Material to process:
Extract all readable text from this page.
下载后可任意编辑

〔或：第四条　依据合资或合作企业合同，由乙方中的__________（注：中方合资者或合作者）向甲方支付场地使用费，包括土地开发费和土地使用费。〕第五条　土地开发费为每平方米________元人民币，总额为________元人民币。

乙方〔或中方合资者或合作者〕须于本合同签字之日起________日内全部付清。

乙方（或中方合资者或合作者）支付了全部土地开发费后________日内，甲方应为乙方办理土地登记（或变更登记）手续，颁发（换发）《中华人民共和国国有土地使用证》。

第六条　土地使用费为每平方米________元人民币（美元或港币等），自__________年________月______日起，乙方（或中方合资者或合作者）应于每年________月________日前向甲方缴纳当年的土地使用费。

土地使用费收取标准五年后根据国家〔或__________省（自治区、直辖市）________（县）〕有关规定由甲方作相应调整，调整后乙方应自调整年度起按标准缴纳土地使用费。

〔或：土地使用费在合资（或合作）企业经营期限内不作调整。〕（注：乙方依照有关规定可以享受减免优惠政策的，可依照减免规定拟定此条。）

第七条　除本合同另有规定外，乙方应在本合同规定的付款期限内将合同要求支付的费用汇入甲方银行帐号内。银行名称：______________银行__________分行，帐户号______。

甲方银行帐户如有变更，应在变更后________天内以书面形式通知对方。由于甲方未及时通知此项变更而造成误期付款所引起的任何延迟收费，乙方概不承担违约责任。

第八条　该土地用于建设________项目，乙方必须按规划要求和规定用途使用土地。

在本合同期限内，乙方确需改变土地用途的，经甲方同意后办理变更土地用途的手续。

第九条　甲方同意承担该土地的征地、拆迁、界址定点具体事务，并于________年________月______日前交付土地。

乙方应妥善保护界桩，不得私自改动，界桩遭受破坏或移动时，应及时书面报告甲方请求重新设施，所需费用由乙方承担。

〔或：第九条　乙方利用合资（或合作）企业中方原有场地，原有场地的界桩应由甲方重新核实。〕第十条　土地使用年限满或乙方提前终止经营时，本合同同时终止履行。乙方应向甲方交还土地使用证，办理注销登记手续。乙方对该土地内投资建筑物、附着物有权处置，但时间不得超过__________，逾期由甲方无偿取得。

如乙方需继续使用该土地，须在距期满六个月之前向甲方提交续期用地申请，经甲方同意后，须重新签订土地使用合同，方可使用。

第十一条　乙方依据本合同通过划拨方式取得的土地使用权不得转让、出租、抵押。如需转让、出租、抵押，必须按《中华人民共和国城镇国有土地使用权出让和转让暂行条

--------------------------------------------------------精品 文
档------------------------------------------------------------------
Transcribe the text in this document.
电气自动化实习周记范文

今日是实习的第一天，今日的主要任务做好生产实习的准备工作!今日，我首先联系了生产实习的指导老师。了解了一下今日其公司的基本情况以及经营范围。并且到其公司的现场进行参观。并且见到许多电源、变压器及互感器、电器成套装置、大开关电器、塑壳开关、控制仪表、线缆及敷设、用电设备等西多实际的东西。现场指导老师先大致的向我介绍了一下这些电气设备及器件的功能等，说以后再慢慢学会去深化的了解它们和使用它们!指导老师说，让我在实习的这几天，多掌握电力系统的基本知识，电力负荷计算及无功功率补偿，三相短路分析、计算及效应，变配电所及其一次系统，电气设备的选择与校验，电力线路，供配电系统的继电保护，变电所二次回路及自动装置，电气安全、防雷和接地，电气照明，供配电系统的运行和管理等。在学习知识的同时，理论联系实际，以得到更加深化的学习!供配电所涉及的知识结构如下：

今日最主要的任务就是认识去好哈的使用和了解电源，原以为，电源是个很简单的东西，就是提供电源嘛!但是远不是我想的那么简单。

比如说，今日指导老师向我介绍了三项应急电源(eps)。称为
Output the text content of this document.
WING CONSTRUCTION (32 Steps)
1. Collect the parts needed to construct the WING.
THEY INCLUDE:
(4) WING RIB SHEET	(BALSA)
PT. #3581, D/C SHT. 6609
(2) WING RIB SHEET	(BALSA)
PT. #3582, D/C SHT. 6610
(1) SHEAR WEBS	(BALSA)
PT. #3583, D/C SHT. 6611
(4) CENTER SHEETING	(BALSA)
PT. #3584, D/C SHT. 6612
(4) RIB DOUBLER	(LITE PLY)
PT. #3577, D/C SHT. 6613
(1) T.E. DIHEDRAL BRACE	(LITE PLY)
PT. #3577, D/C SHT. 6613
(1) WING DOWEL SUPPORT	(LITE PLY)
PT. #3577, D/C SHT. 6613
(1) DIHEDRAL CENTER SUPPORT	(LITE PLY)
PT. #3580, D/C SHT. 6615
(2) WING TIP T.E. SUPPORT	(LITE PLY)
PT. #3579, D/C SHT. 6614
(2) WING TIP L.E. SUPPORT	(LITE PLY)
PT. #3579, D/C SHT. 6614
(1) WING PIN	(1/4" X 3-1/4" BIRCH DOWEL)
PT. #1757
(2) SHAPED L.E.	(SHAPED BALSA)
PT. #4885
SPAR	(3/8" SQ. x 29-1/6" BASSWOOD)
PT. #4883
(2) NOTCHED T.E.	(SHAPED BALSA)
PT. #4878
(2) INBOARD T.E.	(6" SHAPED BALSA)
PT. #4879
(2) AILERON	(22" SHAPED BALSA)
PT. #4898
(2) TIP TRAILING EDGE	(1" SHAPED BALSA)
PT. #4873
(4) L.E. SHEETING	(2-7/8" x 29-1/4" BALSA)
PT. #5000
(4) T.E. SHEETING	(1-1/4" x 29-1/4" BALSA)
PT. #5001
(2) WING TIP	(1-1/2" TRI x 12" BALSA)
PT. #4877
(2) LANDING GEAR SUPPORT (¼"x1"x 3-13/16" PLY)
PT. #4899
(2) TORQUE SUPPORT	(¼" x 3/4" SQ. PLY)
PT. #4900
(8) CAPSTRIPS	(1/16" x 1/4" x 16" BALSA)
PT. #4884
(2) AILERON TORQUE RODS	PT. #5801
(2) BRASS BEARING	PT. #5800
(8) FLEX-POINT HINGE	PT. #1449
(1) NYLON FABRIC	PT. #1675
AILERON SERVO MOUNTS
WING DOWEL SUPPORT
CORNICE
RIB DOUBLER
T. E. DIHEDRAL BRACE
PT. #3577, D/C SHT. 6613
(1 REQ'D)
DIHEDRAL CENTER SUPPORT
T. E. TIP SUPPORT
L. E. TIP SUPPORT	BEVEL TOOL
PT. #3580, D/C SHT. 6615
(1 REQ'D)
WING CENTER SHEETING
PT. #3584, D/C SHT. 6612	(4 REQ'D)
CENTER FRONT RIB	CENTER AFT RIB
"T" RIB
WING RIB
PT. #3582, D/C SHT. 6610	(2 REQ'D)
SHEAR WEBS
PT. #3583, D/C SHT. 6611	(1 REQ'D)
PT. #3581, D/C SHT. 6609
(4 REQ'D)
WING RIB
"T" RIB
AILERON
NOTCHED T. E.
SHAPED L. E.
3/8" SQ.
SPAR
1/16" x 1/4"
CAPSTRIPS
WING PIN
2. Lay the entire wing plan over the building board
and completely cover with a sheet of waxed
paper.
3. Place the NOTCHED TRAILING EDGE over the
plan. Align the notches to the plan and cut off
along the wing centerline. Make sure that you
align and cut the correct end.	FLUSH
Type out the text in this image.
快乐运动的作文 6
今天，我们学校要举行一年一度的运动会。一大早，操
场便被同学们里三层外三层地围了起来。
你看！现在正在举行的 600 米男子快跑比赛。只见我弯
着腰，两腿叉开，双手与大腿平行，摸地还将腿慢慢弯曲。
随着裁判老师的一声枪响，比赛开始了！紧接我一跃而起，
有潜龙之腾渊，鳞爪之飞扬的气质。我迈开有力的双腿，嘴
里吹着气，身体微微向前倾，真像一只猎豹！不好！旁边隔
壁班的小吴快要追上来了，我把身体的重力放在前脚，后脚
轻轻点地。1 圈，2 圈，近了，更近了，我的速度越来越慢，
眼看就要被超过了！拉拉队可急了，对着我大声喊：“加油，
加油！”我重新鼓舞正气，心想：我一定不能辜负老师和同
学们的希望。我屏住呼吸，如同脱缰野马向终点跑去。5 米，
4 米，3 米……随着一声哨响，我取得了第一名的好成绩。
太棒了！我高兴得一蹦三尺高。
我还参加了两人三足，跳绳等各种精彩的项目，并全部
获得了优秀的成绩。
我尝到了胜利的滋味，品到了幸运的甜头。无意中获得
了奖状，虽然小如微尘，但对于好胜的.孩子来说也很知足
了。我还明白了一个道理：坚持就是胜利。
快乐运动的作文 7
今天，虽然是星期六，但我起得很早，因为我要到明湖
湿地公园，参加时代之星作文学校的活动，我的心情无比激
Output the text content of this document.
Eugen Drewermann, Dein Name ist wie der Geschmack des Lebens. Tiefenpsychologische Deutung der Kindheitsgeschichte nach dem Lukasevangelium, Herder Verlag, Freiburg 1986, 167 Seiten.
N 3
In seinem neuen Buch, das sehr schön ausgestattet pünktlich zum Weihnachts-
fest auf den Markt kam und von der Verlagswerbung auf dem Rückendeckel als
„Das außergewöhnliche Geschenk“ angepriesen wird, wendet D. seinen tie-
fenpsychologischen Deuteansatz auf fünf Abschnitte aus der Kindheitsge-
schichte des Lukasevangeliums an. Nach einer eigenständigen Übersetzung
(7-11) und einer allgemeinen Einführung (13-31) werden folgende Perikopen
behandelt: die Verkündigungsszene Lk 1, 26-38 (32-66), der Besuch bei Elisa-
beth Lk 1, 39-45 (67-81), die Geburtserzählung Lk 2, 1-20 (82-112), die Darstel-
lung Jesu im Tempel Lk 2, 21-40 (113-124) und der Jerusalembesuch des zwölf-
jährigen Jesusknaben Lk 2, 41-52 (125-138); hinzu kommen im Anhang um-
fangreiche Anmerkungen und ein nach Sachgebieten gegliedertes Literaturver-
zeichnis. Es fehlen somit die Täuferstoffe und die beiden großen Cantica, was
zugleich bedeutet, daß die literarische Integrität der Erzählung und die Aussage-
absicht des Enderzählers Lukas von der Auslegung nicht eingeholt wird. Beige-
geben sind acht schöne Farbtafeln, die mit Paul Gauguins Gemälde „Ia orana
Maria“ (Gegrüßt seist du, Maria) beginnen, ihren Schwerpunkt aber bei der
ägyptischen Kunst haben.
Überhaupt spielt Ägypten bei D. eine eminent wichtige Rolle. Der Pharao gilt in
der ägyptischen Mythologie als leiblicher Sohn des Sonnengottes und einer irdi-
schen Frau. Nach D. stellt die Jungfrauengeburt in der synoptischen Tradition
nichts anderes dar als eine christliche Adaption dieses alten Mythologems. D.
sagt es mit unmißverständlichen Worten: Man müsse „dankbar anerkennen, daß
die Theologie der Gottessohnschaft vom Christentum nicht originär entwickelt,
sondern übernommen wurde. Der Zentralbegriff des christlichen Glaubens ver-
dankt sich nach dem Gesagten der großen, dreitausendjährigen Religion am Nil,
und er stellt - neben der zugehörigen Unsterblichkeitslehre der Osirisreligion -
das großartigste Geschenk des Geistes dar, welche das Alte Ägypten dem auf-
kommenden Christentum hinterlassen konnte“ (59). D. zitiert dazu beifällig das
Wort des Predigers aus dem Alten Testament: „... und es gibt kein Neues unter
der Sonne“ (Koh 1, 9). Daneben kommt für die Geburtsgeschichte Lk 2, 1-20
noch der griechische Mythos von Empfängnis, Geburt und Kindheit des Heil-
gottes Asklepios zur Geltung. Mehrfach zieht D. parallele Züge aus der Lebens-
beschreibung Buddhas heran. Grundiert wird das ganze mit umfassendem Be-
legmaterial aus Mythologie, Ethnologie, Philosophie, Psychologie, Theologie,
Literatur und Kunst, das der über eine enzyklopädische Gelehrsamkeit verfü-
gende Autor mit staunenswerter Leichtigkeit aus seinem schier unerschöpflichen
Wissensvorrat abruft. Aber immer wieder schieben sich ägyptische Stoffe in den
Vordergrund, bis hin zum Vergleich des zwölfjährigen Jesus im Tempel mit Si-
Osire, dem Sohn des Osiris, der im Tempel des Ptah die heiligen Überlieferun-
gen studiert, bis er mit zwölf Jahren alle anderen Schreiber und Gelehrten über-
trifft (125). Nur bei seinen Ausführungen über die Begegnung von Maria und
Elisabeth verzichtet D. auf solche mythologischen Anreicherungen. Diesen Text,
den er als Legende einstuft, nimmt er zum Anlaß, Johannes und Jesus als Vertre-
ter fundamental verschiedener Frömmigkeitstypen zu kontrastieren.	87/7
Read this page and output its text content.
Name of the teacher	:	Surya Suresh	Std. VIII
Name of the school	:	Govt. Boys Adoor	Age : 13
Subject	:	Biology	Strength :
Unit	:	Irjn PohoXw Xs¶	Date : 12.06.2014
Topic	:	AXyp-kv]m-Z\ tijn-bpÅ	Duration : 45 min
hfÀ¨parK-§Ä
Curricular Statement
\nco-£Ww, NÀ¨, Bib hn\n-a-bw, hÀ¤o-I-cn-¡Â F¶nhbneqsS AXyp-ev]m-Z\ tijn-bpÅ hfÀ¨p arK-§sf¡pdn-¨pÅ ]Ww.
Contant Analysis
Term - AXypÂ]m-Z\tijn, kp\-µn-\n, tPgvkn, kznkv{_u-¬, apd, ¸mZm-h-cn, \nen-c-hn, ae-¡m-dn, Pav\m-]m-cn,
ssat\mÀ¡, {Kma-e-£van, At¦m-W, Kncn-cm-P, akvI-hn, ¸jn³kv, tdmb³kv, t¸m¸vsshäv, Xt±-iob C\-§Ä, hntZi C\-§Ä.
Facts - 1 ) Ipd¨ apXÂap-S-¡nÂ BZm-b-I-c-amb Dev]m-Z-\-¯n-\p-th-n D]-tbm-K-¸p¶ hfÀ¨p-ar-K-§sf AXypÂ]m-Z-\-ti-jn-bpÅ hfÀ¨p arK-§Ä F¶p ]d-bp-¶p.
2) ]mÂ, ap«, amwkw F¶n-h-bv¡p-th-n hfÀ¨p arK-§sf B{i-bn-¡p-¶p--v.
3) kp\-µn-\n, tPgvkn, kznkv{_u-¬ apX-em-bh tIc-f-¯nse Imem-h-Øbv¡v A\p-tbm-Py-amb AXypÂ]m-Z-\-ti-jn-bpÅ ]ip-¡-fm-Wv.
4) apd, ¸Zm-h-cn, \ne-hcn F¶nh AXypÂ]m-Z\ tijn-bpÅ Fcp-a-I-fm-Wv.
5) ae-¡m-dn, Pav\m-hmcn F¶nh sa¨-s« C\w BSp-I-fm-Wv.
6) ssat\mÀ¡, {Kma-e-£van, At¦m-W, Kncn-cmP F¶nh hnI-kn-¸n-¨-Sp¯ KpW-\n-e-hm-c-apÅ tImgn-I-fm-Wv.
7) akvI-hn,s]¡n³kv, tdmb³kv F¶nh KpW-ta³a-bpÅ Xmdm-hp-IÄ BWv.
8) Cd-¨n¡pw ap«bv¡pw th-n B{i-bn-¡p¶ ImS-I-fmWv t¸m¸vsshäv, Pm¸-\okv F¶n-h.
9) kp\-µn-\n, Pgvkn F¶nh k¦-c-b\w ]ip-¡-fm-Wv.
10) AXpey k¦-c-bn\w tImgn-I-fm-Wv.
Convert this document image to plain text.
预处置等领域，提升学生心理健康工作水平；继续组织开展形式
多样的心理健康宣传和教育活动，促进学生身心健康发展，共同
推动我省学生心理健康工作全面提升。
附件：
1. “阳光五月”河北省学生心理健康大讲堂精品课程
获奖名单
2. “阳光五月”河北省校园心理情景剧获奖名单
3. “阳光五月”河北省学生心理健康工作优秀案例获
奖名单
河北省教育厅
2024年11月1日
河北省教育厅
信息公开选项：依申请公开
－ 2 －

Stated goal: Give again only the lines starting at the one that contains "Convert this document image to plain text." and running to the end of the data.

Full solution:
Convert this document image to plain text.
预处置等领域，提升学生心理健康工作水平；继续组织开展形式
多样的心理健康宣传和教育活动，促进学生身心健康发展，共同
推动我省学生心理健康工作全面提升。
附件：
1. “阳光五月”河北省学生心理健康大讲堂精品课程
获奖名单
2. “阳光五月”河北省校园心理情景剧获奖名单
3. “阳光五月”河北省学生心理健康工作优秀案例获
奖名单
河北省教育厅
2024年11月1日
河北省教育厅
信息公开选项：依申请公开
－ 2 －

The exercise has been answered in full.